**WRITTEN INSTRUCTION**
Please write out the data from its very first line down to and including the line that contains "table-cell: 陰 [206,104,251,117]".

[Element and box listings]
------------------------
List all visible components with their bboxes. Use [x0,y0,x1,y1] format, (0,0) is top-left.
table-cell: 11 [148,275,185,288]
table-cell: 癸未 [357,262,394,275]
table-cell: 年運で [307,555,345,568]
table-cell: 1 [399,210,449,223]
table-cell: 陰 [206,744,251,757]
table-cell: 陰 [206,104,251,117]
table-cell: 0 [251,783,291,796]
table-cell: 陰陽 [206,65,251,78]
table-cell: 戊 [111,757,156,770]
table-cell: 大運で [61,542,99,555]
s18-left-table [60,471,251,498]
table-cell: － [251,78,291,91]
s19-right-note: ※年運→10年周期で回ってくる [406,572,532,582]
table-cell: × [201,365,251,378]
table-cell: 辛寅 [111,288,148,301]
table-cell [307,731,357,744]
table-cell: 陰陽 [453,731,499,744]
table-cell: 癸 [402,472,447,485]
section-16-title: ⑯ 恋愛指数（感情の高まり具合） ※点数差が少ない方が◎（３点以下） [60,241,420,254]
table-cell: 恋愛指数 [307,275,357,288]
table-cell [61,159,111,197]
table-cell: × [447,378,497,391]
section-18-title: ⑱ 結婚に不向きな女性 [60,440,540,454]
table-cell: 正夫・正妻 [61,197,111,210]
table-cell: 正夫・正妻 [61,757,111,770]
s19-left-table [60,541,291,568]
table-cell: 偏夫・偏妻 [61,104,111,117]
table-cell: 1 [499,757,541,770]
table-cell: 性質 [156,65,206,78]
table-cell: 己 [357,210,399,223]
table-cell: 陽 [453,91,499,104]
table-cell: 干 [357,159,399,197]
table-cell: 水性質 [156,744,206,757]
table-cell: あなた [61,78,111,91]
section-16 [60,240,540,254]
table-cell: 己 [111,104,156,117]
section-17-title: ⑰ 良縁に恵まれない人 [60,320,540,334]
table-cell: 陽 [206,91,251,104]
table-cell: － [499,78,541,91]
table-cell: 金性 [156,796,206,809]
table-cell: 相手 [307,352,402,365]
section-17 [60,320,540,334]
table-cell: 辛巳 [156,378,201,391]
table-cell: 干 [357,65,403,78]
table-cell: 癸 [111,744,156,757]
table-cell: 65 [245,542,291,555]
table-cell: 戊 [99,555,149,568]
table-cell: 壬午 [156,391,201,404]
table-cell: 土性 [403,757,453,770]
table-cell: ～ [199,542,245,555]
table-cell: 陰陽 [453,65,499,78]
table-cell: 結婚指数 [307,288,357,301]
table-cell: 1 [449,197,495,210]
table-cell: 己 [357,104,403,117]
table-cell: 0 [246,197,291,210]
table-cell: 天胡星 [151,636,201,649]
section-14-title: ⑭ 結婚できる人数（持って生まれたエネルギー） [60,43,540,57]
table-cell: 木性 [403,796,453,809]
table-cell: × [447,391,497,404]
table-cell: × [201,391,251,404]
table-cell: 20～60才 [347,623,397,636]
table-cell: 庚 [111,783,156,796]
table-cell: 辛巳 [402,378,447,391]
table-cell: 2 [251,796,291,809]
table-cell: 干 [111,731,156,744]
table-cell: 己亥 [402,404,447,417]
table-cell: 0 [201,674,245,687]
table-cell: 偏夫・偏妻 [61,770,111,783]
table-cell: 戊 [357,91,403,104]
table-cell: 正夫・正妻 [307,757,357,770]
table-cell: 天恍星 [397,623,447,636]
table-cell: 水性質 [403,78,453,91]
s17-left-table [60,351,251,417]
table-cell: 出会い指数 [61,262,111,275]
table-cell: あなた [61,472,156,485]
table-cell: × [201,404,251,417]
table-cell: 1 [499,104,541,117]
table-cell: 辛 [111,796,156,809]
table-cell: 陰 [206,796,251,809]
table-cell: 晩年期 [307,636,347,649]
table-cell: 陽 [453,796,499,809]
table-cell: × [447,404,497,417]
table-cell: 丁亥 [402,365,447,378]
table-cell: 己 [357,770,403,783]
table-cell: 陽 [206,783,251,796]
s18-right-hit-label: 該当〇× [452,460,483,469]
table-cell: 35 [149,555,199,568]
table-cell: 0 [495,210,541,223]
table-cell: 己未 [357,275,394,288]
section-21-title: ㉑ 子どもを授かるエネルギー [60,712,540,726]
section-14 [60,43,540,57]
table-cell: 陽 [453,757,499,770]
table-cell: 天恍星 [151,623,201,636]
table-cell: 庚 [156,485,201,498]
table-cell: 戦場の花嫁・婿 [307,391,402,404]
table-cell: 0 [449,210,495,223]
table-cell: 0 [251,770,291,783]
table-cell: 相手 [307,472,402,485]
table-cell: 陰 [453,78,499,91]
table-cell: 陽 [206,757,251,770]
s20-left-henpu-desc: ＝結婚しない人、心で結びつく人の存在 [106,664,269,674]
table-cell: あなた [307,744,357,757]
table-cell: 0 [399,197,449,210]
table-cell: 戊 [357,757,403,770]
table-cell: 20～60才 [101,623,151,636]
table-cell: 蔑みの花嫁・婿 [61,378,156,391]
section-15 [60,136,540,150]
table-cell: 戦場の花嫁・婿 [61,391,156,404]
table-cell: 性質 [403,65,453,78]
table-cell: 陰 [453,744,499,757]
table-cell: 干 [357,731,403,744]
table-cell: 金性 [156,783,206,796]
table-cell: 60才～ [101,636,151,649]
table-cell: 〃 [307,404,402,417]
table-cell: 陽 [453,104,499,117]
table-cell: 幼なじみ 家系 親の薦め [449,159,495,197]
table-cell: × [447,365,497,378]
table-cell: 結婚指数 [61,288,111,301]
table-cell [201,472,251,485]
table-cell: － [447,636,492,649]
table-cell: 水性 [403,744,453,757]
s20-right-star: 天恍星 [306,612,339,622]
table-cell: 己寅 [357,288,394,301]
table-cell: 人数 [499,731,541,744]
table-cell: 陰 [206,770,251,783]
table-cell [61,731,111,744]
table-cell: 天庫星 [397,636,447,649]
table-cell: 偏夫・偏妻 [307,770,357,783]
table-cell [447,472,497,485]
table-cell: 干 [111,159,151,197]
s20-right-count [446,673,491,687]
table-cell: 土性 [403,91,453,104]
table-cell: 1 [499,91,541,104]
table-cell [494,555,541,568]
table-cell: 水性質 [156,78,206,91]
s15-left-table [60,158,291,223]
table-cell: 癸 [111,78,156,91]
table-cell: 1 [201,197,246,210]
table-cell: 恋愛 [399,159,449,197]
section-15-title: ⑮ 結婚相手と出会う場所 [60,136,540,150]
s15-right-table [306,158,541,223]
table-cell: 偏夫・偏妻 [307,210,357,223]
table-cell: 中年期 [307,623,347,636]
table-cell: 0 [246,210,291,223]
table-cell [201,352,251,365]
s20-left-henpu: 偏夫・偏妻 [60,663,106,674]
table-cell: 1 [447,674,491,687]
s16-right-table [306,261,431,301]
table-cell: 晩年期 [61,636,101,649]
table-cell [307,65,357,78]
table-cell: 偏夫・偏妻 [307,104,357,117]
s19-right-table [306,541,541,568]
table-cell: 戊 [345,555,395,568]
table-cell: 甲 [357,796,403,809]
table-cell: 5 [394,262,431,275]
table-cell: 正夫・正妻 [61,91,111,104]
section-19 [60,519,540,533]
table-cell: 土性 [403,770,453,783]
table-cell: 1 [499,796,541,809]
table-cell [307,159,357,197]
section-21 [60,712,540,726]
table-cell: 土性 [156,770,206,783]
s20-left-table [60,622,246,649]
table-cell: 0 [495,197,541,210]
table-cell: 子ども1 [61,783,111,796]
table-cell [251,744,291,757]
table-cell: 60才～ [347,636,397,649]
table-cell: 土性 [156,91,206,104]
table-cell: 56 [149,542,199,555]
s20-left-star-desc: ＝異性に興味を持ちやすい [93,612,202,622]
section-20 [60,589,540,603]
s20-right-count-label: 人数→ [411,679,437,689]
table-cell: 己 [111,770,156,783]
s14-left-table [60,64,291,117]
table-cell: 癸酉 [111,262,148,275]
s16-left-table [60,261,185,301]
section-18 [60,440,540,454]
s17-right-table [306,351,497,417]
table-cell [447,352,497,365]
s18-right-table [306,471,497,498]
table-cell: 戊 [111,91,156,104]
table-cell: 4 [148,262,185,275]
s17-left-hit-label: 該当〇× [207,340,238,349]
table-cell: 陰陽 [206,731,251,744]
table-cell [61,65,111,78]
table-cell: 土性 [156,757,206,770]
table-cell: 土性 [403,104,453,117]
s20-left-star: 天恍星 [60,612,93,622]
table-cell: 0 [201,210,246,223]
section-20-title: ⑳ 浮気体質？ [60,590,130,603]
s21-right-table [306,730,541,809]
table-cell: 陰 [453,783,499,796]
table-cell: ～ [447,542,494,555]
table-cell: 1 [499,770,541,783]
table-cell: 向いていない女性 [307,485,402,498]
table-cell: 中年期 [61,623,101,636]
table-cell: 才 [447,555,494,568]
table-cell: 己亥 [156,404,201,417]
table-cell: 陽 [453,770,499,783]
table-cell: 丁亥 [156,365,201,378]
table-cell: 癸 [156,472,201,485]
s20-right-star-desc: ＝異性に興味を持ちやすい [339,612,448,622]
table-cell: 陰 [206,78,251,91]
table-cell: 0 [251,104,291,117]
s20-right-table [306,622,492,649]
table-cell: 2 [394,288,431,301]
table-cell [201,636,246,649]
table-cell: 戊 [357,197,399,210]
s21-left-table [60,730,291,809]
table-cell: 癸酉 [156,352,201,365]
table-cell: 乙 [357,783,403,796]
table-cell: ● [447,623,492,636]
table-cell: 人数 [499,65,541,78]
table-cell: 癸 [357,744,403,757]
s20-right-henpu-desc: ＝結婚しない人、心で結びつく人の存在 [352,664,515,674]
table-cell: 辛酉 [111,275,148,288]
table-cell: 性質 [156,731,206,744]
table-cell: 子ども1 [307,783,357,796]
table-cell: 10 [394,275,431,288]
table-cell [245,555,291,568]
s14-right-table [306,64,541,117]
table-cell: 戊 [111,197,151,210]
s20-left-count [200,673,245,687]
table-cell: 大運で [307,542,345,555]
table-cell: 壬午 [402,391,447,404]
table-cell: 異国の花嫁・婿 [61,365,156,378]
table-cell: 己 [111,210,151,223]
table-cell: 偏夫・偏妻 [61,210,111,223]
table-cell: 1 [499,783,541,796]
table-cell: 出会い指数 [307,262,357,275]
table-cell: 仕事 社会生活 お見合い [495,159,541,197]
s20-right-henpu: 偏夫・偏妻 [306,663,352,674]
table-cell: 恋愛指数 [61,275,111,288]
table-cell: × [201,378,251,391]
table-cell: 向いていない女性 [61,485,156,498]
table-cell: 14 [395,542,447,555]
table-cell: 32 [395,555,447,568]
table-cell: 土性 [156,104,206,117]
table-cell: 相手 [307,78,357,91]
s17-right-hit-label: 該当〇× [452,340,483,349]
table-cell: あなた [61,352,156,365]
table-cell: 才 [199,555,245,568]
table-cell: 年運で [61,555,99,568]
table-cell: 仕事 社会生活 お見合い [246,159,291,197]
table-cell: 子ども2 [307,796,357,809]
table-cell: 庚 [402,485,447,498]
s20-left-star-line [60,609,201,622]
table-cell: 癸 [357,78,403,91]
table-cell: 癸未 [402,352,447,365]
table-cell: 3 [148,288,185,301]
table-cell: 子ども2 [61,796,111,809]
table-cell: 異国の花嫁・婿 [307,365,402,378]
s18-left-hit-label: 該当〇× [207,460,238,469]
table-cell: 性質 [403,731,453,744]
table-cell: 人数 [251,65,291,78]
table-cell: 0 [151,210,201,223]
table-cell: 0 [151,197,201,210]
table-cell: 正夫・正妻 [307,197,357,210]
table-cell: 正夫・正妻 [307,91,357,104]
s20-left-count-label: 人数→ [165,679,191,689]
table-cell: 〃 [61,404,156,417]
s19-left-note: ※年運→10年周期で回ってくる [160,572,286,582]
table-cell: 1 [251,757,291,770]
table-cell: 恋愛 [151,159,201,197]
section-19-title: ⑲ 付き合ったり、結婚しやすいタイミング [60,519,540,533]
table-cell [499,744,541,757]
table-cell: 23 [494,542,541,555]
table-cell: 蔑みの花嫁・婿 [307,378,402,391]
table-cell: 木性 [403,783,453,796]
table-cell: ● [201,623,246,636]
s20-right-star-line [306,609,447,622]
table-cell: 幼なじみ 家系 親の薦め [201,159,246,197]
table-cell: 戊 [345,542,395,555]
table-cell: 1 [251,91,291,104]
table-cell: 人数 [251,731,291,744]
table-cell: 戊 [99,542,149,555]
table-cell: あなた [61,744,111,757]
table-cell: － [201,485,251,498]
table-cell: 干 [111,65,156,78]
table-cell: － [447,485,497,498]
------------------------
**RESPONSE TO THIS TASK**
List all visible components with their bboxes. Use [x0,y0,x1,y1] format, (0,0) is top-left.
table-cell: 11 [148,275,185,288]
table-cell: 癸未 [357,262,394,275]
table-cell: 年運で [307,555,345,568]
table-cell: 1 [399,210,449,223]
table-cell: 陰 [206,744,251,757]
table-cell: 陰 [206,104,251,117]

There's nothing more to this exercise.